### Stated problem
Exactly as they appear, output all of the records. Skip any images.

* Start Recorded data *

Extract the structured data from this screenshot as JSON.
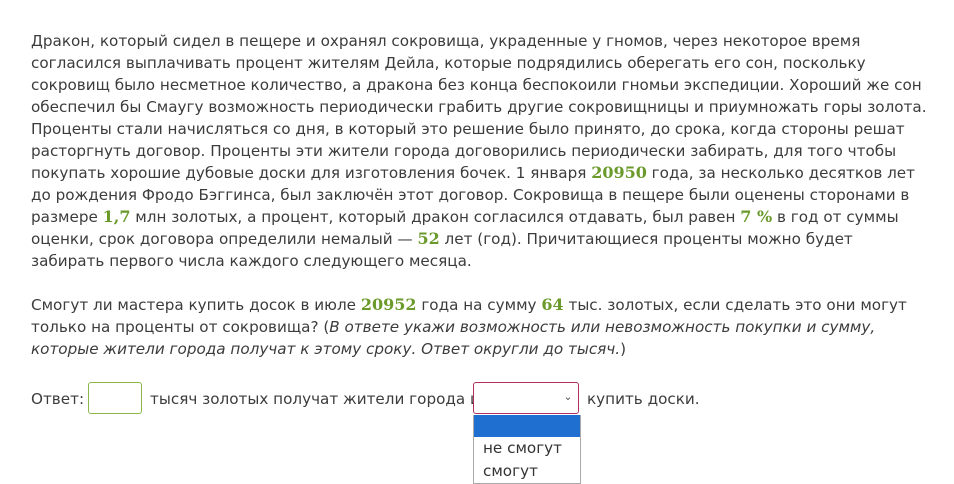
{
  "problem": {
    "p1_a": "Дракон, который сидел в пещере и охранял сокровища, украденные у гномов, через некоторое время согласился выплачивать процент жителям Дейла, которые подрядились оберегать его сон, поскольку сокровищ было несметное количество, а дракона без конца беспокоили гномьи экспедиции. Хороший же сон обеспечил бы Смаугу возможность периодически грабить другие сокровищницы и приумножать горы золота. Проценты стали начисляться со дня, в который это решение было принято, до срока, когда стороны решат расторгнуть договор. Проценты эти жители города договорились периодически забирать, для того чтобы покупать хорошие дубовые доски для изготовления бочек. 1 января ",
    "year1": "20950",
    "p1_b": " года, за несколько десятков лет до рождения Фродо Бэггинса, был заключён этот договор. Сокровища в пещере были оценены сторонами в размере ",
    "amount": "1,7",
    "p1_c": " млн золотых, а процент, который дракон согласился отдавать, был равен ",
    "percent": "7 %",
    "p1_d": " в год от суммы оценки, срок договора определили немалый — ",
    "years": "52",
    "p1_e": " лет (год). Причитающиеся проценты можно будет забирать первого числа каждого следующего месяца.",
    "p2_a": "Смогут ли мастера купить досок в июле ",
    "year2": "20952",
    "p2_b": " года на сумму ",
    "sum": "64",
    "p2_c": " тыс. золотых, если сделать это они могут только на проценты от сокровища? (",
    "hint": "В ответе укажи возможность или невозможность покупки и сумму, которые жители города получат к этому сроку. Ответ округли до тысяч.",
    "p2_d": ")"
  },
  "answer": {
    "label": "Ответ:",
    "input_value": "",
    "middle_text": "тысяч золотых получат жители города и",
    "select_value": "",
    "end_text": "купить доски."
  },
  "dropdown": {
    "options": [
      "",
      "не смогут",
      "смогут"
    ],
    "selected_index": 0
  },
  "colors": {
    "number": "#6a9a2a",
    "input_border": "#8cb84a",
    "select_border": "#b03060",
    "selected_option": "#1e6fd0"
  }
}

* End Recorded data *

### Output below
Extract the structured data from this screenshot as JSON.
{
  "problem": {
    "p1_a": "Дракон, который сидел в пещере и охранял сокровища, украденные у гномов, через некоторое время согласился выплачивать процент жителям Дейла, которые подрядились оберегать его сон, поскольку сокровищ было несметное количество, а дракона без конца беспокоили гномьи экспедиции. Хороший же сон обеспечил бы Смаугу возможность периодически грабить другие сокровищницы и приумножать горы золота. Проценты стали начисляться со дня, в который это решение было принято, до срока, когда стороны решат расторгнуть договор. Проценты эти жители города договорились периодически забирать, для того чтобы покупать хорошие дубовые доски для изготовления бочек. 1 января ",
    "year1": "20950",
    "p1_b": " года, за несколько десятков лет до рождения Фродо Бэггинса, был заключён этот договор. Сокровища в пещере были оценены сторонами в размере ",
    "amount": "1,7",
    "p1_c": " млн золотых, а процент, который дракон согласился отдавать, был равен ",
    "percent": "7 %",
    "p1_d": " в год от суммы оценки, срок договора определили немалый — ",
    "years": "52",
    "p1_e": " лет (год). Причитающиеся проценты можно будет забирать первого числа каждого следующего месяца.",
    "p2_a": "Смогут ли мастера купить досок в июле ",
    "year2": "20952",
    "p2_b": " года на сумму ",
    "sum": "64",
    "p2_c": " тыс. золотых, если сделать это они могут только на проценты от сокровища? (",
    "hint": "В ответе укажи возможность или невозможность покупки и сумму, которые жители города получат к этому сроку. Ответ округли до тысяч.",
    "p2_d": ")"
  },
  "answer": {
    "label": "Ответ:",
    "input_value": "",
    "middle_text": "тысяч золотых получат жители города и",
    "select_value": "",
    "end_text": "купить доски."
  },
  "dropdown": {
    "options": [
      "",
      "не смогут",
      "смогут"
    ],
    "selected_index": 0
  },
  "colors": {
    "number": "#6a9a2a",
    "input_border": "#8cb84a",
    "select_border": "#b03060",
    "selected_option": "#1e6fd0"
  }
}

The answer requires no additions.